(Dataset entries)
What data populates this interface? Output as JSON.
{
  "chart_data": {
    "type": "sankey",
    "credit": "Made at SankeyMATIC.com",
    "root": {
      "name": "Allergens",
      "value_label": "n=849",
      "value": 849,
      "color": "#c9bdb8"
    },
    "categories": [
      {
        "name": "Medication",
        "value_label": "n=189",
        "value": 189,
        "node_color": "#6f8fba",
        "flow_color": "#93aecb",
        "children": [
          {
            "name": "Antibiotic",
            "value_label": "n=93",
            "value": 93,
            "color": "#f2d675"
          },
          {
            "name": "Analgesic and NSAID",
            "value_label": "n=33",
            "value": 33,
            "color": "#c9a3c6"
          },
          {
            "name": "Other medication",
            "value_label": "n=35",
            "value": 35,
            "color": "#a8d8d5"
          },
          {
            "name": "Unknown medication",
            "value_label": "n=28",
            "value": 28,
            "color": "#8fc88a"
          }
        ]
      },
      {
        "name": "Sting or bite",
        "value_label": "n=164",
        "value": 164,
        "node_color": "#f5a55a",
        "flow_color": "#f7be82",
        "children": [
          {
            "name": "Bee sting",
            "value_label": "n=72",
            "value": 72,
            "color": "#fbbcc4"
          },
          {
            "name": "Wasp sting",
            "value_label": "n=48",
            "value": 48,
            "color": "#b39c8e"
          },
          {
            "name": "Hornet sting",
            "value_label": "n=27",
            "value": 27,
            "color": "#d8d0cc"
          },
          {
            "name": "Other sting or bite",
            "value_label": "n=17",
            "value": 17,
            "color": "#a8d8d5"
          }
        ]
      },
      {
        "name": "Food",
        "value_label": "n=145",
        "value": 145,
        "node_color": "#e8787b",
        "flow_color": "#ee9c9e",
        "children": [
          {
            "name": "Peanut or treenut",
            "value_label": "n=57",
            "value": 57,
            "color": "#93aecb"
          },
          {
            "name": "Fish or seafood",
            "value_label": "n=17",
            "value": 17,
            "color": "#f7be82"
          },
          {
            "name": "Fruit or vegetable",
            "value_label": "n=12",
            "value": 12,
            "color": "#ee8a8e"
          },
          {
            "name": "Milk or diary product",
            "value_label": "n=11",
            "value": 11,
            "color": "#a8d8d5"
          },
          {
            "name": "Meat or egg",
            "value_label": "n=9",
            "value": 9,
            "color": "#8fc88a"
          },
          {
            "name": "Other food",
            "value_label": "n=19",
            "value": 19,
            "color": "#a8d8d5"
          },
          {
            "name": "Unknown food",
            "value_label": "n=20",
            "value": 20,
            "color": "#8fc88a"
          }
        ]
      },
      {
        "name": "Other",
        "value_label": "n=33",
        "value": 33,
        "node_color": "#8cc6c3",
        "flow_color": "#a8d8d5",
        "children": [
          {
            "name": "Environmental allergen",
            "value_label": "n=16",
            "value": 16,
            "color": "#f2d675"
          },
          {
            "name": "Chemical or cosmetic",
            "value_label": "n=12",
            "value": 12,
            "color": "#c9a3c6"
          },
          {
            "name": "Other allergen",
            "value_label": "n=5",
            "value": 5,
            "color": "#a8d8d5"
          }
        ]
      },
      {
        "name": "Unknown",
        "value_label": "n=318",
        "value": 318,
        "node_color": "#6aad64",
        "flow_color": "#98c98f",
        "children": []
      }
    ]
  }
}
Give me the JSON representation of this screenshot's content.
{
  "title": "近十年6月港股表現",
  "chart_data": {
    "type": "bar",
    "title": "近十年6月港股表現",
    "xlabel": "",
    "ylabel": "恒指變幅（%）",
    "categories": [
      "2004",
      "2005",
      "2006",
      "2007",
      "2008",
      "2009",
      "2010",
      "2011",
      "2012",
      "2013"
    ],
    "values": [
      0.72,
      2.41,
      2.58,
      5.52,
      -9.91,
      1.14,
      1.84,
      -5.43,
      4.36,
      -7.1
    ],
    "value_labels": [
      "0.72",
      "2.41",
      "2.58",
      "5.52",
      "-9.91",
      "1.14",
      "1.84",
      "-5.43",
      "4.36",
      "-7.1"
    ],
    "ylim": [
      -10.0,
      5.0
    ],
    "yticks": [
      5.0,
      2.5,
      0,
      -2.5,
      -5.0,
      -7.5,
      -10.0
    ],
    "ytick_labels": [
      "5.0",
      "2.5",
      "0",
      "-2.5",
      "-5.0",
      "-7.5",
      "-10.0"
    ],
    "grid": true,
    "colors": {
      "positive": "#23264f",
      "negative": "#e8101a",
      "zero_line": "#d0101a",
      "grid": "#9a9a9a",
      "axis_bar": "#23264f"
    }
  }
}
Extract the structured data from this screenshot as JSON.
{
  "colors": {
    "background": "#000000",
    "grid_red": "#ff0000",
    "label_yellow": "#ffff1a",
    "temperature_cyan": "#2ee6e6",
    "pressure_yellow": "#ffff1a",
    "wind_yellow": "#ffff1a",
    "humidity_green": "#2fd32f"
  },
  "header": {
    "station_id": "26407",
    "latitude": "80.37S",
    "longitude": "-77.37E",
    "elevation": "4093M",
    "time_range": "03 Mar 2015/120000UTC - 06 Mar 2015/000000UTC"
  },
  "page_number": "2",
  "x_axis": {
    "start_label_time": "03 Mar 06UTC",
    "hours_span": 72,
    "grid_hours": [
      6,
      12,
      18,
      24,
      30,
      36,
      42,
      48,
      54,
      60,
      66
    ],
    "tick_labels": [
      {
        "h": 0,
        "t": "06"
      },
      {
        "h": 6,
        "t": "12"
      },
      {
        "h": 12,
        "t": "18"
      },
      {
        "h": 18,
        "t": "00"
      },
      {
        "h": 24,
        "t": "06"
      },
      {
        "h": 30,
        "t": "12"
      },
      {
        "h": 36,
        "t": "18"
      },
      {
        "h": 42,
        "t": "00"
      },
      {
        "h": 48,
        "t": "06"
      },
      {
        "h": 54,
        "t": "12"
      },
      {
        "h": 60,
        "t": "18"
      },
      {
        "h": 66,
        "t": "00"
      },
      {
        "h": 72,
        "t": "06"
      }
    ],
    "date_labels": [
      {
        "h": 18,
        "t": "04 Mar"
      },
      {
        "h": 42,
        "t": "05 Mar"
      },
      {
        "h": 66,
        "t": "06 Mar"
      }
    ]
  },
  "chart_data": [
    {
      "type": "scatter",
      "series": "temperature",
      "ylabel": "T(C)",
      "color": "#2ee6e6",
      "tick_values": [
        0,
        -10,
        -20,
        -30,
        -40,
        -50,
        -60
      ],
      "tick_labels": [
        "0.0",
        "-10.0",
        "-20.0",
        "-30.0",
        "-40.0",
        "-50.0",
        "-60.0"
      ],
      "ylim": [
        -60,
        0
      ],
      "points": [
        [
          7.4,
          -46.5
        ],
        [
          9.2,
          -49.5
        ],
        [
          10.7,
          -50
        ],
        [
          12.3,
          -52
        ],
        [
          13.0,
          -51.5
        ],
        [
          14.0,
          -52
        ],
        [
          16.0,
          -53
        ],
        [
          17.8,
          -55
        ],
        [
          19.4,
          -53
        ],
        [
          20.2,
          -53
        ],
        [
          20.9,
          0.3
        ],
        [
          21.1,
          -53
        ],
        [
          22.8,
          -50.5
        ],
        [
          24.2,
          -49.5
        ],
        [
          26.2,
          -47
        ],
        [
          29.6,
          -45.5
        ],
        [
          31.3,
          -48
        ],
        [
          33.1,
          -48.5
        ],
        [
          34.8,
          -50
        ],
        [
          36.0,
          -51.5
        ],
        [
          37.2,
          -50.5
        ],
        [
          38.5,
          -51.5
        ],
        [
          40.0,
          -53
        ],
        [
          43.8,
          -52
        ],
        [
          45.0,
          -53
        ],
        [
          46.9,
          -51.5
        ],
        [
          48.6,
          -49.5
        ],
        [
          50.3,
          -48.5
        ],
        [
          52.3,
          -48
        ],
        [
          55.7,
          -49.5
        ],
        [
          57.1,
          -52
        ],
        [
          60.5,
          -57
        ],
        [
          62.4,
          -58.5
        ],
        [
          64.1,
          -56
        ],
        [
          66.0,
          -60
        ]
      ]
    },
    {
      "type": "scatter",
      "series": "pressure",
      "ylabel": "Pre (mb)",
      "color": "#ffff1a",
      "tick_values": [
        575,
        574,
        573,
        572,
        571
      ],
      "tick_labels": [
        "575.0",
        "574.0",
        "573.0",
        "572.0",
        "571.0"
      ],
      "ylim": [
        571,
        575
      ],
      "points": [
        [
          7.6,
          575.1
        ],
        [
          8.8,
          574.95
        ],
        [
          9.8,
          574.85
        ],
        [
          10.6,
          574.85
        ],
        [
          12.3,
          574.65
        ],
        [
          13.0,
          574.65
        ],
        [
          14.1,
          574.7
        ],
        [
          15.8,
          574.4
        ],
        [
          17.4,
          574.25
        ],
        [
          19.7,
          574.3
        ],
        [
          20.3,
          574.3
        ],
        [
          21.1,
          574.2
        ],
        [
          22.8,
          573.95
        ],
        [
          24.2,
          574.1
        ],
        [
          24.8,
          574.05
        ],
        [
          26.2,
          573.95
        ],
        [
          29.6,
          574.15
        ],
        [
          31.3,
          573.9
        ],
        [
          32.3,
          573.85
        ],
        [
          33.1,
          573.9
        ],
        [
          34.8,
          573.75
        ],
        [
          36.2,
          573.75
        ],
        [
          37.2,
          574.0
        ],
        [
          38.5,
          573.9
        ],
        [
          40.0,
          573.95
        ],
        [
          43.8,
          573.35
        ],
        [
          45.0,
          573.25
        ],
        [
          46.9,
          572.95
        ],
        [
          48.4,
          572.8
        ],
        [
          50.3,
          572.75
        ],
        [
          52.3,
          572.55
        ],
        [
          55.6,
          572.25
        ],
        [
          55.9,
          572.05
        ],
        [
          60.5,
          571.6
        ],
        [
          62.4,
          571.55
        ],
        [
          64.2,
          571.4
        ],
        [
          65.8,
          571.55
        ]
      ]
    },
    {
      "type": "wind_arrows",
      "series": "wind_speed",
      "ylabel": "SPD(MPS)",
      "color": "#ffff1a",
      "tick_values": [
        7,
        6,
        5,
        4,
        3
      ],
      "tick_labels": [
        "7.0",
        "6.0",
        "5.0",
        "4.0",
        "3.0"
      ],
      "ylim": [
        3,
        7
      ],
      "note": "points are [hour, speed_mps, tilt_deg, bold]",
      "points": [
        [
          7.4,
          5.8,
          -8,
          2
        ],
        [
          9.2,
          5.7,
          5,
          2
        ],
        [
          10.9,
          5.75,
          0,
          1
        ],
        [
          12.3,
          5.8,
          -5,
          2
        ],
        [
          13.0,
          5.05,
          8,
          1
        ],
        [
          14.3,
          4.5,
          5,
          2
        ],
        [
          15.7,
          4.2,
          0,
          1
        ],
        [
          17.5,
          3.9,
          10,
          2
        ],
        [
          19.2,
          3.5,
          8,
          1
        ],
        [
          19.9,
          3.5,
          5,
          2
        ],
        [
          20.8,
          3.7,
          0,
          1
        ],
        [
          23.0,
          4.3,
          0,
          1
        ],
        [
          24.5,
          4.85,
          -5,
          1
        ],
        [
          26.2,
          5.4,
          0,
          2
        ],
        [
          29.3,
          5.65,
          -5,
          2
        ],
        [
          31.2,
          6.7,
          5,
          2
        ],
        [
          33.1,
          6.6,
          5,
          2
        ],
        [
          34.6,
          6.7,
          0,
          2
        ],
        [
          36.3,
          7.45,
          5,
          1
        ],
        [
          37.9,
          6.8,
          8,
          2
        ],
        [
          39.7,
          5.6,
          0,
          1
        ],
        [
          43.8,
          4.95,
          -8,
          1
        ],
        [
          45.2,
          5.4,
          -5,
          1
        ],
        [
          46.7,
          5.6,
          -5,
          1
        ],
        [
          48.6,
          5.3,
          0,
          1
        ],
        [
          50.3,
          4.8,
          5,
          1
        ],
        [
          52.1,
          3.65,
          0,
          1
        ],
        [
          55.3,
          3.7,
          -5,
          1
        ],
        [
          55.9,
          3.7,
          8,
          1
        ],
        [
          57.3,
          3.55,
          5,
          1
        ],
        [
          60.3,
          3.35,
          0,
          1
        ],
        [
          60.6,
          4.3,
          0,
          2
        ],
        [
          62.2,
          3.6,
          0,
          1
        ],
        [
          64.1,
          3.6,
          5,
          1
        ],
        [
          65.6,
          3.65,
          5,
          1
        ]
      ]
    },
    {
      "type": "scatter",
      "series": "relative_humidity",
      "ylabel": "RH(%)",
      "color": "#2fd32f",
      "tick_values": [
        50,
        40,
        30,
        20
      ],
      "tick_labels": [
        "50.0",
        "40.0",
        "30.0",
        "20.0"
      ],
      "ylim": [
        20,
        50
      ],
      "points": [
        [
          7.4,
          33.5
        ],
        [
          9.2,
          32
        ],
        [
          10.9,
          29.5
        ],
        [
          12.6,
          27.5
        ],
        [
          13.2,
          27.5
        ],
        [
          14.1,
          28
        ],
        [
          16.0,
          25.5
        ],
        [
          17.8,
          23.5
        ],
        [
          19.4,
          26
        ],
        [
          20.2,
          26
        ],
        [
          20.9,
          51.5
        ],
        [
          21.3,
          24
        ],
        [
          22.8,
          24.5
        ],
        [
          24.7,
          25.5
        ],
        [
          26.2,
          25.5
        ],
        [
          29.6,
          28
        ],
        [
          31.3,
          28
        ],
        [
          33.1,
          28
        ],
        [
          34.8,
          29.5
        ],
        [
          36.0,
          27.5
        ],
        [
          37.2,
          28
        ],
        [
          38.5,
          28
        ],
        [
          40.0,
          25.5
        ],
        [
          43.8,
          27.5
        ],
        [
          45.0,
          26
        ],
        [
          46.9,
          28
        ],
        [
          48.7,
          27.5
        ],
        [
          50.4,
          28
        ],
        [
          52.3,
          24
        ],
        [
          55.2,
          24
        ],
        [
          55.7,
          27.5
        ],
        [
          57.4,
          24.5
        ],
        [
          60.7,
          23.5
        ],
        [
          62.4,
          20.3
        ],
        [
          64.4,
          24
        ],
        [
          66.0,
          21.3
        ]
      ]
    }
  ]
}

### WHAT NEEDS TO BE DONE
Check all the records above and select each line where the string "Other" is found.

### RESULT OF THIS TASK
            "name": "Other medication",
            "name": "Other sting or bite",
            "name": "Other food",
        "name": "Other",
            "name": "Other allergen",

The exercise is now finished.